TASK OBJECTIVE: Search the data below for the string "Time". Extract every line that contains it.

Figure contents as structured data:
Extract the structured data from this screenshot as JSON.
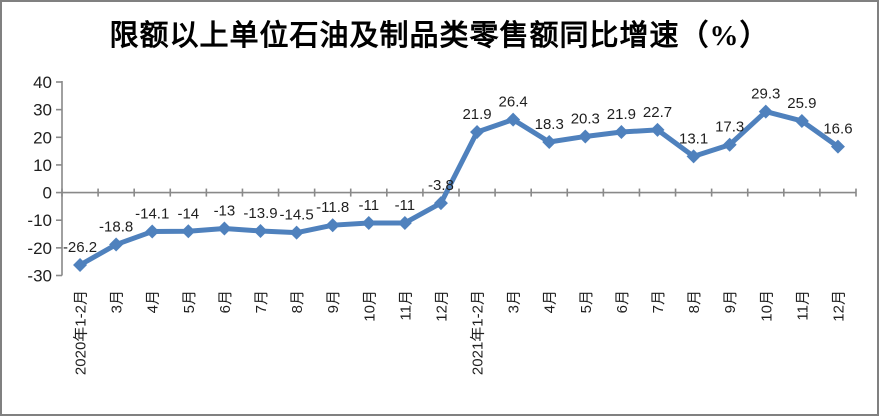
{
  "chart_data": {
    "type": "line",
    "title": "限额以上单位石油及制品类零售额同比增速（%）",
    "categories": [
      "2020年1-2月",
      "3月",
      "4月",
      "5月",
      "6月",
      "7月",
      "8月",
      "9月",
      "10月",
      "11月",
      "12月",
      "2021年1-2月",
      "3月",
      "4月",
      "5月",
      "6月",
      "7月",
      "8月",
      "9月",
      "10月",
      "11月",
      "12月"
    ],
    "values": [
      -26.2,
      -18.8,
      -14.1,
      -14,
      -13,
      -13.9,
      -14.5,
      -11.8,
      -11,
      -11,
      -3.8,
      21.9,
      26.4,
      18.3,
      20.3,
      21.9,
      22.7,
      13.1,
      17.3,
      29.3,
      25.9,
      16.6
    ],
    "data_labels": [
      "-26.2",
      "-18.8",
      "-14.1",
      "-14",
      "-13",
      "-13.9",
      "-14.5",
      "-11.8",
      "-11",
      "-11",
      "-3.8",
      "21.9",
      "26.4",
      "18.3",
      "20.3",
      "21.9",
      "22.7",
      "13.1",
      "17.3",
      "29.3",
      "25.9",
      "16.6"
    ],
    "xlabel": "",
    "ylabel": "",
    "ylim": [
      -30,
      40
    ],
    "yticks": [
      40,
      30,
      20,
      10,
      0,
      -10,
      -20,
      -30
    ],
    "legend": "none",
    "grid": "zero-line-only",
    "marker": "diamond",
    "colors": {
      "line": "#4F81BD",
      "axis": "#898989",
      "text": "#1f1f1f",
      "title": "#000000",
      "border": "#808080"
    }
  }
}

==

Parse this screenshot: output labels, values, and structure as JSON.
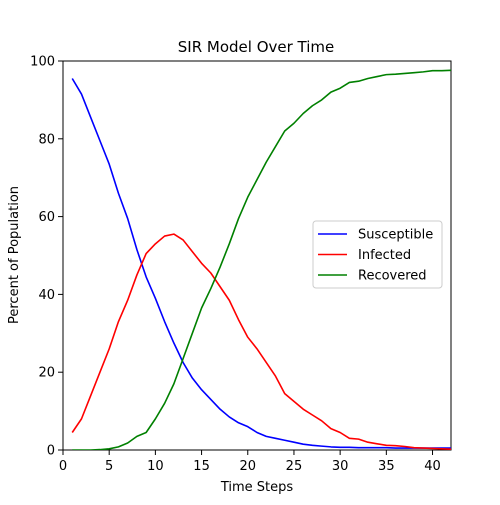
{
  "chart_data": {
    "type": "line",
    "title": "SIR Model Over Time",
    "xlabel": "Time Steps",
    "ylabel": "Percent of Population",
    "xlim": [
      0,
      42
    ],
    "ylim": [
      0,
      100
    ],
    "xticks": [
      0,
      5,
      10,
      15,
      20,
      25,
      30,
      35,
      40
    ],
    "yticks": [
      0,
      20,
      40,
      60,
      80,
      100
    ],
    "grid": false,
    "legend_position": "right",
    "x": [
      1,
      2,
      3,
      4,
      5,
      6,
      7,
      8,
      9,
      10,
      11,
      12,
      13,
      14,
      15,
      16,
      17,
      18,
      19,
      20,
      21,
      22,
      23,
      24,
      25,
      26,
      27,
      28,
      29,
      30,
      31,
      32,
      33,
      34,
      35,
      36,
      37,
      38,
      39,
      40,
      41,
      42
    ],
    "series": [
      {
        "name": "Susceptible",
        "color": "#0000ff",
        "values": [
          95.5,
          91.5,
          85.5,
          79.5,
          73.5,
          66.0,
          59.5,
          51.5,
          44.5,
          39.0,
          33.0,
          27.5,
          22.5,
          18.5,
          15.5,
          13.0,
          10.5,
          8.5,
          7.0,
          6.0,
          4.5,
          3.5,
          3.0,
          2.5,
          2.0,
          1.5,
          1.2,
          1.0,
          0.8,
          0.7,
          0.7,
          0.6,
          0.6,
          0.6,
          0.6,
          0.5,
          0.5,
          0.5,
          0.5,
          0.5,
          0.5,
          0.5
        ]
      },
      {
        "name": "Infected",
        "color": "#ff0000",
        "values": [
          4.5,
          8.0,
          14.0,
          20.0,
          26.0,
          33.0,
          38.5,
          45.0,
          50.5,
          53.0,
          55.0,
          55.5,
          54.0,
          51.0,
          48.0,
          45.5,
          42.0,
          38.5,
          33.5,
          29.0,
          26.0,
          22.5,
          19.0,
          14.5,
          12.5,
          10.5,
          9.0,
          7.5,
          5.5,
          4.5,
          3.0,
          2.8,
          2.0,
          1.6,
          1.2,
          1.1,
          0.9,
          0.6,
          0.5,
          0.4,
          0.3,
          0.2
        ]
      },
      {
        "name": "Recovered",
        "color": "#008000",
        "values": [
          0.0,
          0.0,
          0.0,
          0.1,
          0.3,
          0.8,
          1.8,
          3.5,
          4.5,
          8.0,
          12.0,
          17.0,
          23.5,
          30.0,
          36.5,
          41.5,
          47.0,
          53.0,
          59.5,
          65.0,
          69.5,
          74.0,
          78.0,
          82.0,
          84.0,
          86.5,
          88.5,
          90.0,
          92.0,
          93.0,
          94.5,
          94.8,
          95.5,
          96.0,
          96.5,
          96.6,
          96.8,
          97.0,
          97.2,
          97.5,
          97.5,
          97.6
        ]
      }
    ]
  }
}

--

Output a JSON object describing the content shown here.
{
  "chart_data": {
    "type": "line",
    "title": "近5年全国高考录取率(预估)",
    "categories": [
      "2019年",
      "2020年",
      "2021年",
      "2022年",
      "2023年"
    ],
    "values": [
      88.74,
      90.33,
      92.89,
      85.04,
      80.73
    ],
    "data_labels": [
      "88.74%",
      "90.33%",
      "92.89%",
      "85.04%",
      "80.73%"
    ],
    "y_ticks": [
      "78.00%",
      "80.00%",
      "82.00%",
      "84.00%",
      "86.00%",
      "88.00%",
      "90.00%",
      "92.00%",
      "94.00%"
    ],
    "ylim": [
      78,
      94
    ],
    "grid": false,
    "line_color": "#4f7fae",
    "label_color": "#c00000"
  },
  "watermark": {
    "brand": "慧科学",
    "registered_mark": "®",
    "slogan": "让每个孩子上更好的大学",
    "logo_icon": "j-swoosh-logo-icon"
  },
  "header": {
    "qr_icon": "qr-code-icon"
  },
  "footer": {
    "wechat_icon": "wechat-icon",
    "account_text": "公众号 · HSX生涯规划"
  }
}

FULL SOLUTION:
    "title": "SIR Model Over Time",
    "xlabel": "Time Steps",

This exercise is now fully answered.